▶ Given exercise:
From the listing below, select every line where the word "arrow" appears.

▶ Supplied material:
# # # # # # #

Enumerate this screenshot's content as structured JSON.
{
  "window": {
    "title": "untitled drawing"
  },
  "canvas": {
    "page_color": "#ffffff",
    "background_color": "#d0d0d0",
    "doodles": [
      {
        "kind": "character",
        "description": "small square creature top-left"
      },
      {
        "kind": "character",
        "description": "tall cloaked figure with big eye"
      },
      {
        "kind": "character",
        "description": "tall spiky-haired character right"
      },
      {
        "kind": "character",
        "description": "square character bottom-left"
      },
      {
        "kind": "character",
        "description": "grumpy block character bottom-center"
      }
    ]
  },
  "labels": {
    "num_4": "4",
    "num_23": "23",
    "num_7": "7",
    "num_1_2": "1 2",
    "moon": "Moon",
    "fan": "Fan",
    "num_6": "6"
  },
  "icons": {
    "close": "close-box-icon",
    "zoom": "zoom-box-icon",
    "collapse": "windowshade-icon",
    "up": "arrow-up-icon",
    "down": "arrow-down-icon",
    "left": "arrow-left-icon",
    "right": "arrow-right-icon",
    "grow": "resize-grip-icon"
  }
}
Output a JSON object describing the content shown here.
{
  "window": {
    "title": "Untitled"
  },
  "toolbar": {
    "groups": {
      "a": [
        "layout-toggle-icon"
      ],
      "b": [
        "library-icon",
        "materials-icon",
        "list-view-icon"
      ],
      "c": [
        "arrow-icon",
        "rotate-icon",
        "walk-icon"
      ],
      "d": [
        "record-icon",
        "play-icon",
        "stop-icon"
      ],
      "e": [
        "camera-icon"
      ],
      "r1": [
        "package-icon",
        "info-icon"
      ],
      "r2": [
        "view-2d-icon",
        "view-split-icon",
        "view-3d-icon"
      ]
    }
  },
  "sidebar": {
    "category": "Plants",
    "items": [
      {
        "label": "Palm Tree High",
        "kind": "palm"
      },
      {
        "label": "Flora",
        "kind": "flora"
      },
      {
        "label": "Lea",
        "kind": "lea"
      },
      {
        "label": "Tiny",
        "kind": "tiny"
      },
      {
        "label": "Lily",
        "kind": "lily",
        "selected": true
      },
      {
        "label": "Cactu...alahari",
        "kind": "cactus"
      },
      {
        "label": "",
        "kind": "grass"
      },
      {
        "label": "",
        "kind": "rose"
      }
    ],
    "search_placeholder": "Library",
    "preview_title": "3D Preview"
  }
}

# # # # # # #

▶ Output below:
    "up": "arrow-up-icon",
    "down": "arrow-down-icon",
    "left": "arrow-left-icon",
    "right": "arrow-right-icon",
        "arrow-icon",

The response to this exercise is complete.